Entries supplied -
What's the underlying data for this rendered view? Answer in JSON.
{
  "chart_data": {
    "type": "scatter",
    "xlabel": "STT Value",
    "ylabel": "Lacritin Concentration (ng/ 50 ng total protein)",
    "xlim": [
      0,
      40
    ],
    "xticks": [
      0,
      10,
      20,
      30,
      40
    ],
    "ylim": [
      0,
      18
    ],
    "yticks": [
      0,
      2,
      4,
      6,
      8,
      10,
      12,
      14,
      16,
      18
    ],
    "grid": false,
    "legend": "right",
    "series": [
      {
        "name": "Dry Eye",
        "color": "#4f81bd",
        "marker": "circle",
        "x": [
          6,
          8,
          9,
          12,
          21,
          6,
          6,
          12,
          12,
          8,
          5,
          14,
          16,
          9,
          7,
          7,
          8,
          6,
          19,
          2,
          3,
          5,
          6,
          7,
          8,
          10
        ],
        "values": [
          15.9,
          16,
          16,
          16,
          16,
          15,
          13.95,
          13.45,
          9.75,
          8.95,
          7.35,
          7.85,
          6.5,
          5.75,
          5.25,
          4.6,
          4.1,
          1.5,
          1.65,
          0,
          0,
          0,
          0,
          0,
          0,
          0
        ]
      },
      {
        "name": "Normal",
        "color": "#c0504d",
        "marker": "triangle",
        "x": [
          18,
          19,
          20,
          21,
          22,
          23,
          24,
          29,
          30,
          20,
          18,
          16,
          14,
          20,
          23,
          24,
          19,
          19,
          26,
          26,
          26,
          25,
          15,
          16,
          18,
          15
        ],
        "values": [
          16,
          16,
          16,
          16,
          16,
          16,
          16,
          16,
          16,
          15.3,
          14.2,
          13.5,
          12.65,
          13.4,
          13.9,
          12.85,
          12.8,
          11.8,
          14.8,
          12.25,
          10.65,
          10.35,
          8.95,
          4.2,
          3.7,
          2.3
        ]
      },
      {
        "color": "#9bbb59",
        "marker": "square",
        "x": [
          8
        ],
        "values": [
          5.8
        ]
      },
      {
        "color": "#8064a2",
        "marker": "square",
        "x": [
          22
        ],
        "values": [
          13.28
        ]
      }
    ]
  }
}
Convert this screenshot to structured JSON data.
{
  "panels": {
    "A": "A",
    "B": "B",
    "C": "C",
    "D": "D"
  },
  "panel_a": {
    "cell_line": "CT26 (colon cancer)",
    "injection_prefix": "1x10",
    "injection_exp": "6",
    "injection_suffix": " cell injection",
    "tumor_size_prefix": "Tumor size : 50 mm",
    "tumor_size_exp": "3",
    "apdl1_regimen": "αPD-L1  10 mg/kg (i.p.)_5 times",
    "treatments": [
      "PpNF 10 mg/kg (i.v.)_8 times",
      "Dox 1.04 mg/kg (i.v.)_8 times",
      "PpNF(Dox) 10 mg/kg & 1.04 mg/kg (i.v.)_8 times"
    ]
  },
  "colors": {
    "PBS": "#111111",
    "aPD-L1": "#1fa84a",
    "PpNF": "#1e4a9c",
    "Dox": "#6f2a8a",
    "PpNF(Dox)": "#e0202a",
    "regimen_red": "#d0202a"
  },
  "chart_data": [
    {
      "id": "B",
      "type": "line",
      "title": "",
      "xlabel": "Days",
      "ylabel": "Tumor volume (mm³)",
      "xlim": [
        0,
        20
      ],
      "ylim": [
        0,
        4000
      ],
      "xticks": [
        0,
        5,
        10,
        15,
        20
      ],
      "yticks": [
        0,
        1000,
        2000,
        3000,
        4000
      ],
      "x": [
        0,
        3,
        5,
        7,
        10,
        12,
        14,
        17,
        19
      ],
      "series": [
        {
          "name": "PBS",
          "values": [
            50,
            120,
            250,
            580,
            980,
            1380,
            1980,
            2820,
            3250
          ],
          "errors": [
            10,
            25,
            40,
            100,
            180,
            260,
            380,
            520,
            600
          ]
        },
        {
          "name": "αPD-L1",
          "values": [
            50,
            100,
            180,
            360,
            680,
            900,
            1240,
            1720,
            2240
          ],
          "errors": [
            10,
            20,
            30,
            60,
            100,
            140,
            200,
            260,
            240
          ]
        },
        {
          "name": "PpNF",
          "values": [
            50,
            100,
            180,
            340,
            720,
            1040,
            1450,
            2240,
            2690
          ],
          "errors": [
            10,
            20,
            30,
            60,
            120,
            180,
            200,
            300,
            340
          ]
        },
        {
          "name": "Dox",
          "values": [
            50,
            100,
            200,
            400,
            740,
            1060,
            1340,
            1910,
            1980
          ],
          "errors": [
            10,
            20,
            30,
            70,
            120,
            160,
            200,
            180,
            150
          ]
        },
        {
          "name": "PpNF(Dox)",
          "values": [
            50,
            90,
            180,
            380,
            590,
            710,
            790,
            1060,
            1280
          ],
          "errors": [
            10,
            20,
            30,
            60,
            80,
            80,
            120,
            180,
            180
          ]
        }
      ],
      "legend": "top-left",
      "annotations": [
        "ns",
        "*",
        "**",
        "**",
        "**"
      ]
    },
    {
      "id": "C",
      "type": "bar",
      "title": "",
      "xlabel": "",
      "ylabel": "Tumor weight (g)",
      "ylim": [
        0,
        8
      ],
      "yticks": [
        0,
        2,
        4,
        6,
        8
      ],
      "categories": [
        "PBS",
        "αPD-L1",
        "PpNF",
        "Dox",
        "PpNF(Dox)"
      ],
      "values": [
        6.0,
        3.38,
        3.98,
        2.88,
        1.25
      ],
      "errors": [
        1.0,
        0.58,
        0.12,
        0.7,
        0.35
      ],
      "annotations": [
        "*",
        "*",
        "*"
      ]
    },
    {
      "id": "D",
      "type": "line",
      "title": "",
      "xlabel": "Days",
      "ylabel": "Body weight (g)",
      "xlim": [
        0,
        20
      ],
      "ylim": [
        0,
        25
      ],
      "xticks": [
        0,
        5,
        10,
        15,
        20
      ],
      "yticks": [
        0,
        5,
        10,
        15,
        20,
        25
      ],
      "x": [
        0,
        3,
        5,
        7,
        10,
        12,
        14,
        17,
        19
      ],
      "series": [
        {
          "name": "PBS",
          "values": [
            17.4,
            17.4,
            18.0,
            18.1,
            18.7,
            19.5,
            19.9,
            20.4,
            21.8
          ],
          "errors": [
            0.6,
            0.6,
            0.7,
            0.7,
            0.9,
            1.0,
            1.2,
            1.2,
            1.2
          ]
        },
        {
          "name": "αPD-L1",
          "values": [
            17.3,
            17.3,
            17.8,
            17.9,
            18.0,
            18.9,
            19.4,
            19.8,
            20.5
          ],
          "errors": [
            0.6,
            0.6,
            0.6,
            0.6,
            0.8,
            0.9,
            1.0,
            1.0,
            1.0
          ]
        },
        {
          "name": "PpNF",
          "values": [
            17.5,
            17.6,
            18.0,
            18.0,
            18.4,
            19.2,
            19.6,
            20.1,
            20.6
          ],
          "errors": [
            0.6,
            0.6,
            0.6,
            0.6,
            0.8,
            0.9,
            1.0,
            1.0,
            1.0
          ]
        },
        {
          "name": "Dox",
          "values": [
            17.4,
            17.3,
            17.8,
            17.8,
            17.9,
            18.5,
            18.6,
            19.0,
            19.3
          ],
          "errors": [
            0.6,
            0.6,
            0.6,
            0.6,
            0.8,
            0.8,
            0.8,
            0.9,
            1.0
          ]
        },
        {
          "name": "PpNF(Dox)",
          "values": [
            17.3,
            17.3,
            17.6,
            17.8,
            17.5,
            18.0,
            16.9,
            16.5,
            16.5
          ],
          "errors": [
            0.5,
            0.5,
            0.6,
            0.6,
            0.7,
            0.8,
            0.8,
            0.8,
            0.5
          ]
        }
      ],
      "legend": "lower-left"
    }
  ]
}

Action item - Word for word, reproduce all of the material shown above.

Answer space -
What's the underlying data for this rendered view? Answer in JSON.
{
  "chart_data": {
    "type": "scatter",
    "xlabel": "STT Value",
    "ylabel": "Lacritin Concentration (ng/ 50 ng total protein)",
    "xlim": [
      0,
      40
    ],
    "xticks": [
      0,
      10,
      20,
      30,
      40
    ],
    "ylim": [
      0,
      18
    ],
    "yticks": [
      0,
      2,
      4,
      6,
      8,
      10,
      12,
      14,
      16,
      18
    ],
    "grid": false,
    "legend": "right",
    "series": [
      {
        "name": "Dry Eye",
        "color": "#4f81bd",
        "marker": "circle",
        "x": [
          6,
          8,
          9,
          12,
          21,
          6,
          6,
          12,
          12,
          8,
          5,
          14,
          16,
          9,
          7,
          7,
          8,
          6,
          19,
          2,
          3,
          5,
          6,
          7,
          8,
          10
        ],
        "values": [
          15.9,
          16,
          16,
          16,
          16,
          15,
          13.95,
          13.45,
          9.75,
          8.95,
          7.35,
          7.85,
          6.5,
          5.75,
          5.25,
          4.6,
          4.1,
          1.5,
          1.65,
          0,
          0,
          0,
          0,
          0,
          0,
          0
        ]
      },
      {
        "name": "Normal",
        "color": "#c0504d",
        "marker": "triangle",
        "x": [
          18,
          19,
          20,
          21,
          22,
          23,
          24,
          29,
          30,
          20,
          18,
          16,
          14,
          20,
          23,
          24,
          19,
          19,
          26,
          26,
          26,
          25,
          15,
          16,
          18,
          15
        ],
        "values": [
          16,
          16,
          16,
          16,
          16,
          16,
          16,
          16,
          16,
          15.3,
          14.2,
          13.5,
          12.65,
          13.4,
          13.9,
          12.85,
          12.8,
          11.8,
          14.8,
          12.25,
          10.65,
          10.35,
          8.95,
          4.2,
          3.7,
          2.3
        ]
      },
      {
        "color": "#9bbb59",
        "marker": "square",
        "x": [
          8
        ],
        "values": [
          5.8
        ]
      },
      {
        "color": "#8064a2",
        "marker": "square",
        "x": [
          22
        ],
        "values": [
          13.28
        ]
      }
    ]
  }
}
Convert this screenshot to structured JSON data.
{
  "panels": {
    "A": "A",
    "B": "B",
    "C": "C",
    "D": "D"
  },
  "panel_a": {
    "cell_line": "CT26 (colon cancer)",
    "injection_prefix": "1x10",
    "injection_exp": "6",
    "injection_suffix": " cell injection",
    "tumor_size_prefix": "Tumor size : 50 mm",
    "tumor_size_exp": "3",
    "apdl1_regimen": "αPD-L1  10 mg/kg (i.p.)_5 times",
    "treatments": [
      "PpNF 10 mg/kg (i.v.)_8 times",
      "Dox 1.04 mg/kg (i.v.)_8 times",
      "PpNF(Dox) 10 mg/kg & 1.04 mg/kg (i.v.)_8 times"
    ]
  },
  "colors": {
    "PBS": "#111111",
    "aPD-L1": "#1fa84a",
    "PpNF": "#1e4a9c",
    "Dox": "#6f2a8a",
    "PpNF(Dox)": "#e0202a",
    "regimen_red": "#d0202a"
  },
  "chart_data": [
    {
      "id": "B",
      "type": "line",
      "title": "",
      "xlabel": "Days",
      "ylabel": "Tumor volume (mm³)",
      "xlim": [
        0,
        20
      ],
      "ylim": [
        0,
        4000
      ],
      "xticks": [
        0,
        5,
        10,
        15,
        20
      ],
      "yticks": [
        0,
        1000,
        2000,
        3000,
        4000
      ],
      "x": [
        0,
        3,
        5,
        7,
        10,
        12,
        14,
        17,
        19
      ],
      "series": [
        {
          "name": "PBS",
          "values": [
            50,
            120,
            250,
            580,
            980,
            1380,
            1980,
            2820,
            3250
          ],
          "errors": [
            10,
            25,
            40,
            100,
            180,
            260,
            380,
            520,
            600
          ]
        },
        {
          "name": "αPD-L1",
          "values": [
            50,
            100,
            180,
            360,
            680,
            900,
            1240,
            1720,
            2240
          ],
          "errors": [
            10,
            20,
            30,
            60,
            100,
            140,
            200,
            260,
            240
          ]
        },
        {
          "name": "PpNF",
          "values": [
            50,
            100,
            180,
            340,
            720,
            1040,
            1450,
            2240,
            2690
          ],
          "errors": [
            10,
            20,
            30,
            60,
            120,
            180,
            200,
            300,
            340
          ]
        },
        {
          "name": "Dox",
          "values": [
            50,
            100,
            200,
            400,
            740,
            1060,
            1340,
            1910,
            1980
          ],
          "errors": [
            10,
            20,
            30,
            70,
            120,
            160,
            200,
            180,
            150
          ]
        },
        {
          "name": "PpNF(Dox)",
          "values": [
            50,
            90,
            180,
            380,
            590,
            710,
            790,
            1060,
            1280
          ],
          "errors": [
            10,
            20,
            30,
            60,
            80,
            80,
            120,
            180,
            180
          ]
        }
      ],
      "legend": "top-left",
      "annotations": [
        "ns",
        "*",
        "**",
        "**",
        "**"
      ]
    },
    {
      "id": "C",
      "type": "bar",
      "title": "",
      "xlabel": "",
      "ylabel": "Tumor weight (g)",
      "ylim": [
        0,
        8
      ],
      "yticks": [
        0,
        2,
        4,
        6,
        8
      ],
      "categories": [
        "PBS",
        "αPD-L1",
        "PpNF",
        "Dox",
        "PpNF(Dox)"
      ],
      "values": [
        6.0,
        3.38,
        3.98,
        2.88,
        1.25
      ],
      "errors": [
        1.0,
        0.58,
        0.12,
        0.7,
        0.35
      ],
      "annotations": [
        "*",
        "*",
        "*"
      ]
    },
    {
      "id": "D",
      "type": "line",
      "title": "",
      "xlabel": "Days",
      "ylabel": "Body weight (g)",
      "xlim": [
        0,
        20
      ],
      "ylim": [
        0,
        25
      ],
      "xticks": [
        0,
        5,
        10,
        15,
        20
      ],
      "yticks": [
        0,
        5,
        10,
        15,
        20,
        25
      ],
      "x": [
        0,
        3,
        5,
        7,
        10,
        12,
        14,
        17,
        19
      ],
      "series": [
        {
          "name": "PBS",
          "values": [
            17.4,
            17.4,
            18.0,
            18.1,
            18.7,
            19.5,
            19.9,
            20.4,
            21.8
          ],
          "errors": [
            0.6,
            0.6,
            0.7,
            0.7,
            0.9,
            1.0,
            1.2,
            1.2,
            1.2
          ]
        },
        {
          "name": "αPD-L1",
          "values": [
            17.3,
            17.3,
            17.8,
            17.9,
            18.0,
            18.9,
            19.4,
            19.8,
            20.5
          ],
          "errors": [
            0.6,
            0.6,
            0.6,
            0.6,
            0.8,
            0.9,
            1.0,
            1.0,
            1.0
          ]
        },
        {
          "name": "PpNF",
          "values": [
            17.5,
            17.6,
            18.0,
            18.0,
            18.4,
            19.2,
            19.6,
            20.1,
            20.6
          ],
          "errors": [
            0.6,
            0.6,
            0.6,
            0.6,
            0.8,
            0.9,
            1.0,
            1.0,
            1.0
          ]
        },
        {
          "name": "Dox",
          "values": [
            17.4,
            17.3,
            17.8,
            17.8,
            17.9,
            18.5,
            18.6,
            19.0,
            19.3
          ],
          "errors": [
            0.6,
            0.6,
            0.6,
            0.6,
            0.8,
            0.8,
            0.8,
            0.9,
            1.0
          ]
        },
        {
          "name": "PpNF(Dox)",
          "values": [
            17.3,
            17.3,
            17.6,
            17.8,
            17.5,
            18.0,
            16.9,
            16.5,
            16.5
          ],
          "errors": [
            0.5,
            0.5,
            0.6,
            0.6,
            0.7,
            0.8,
            0.8,
            0.8,
            0.5
          ]
        }
      ],
      "legend": "lower-left"
    }
  ]
}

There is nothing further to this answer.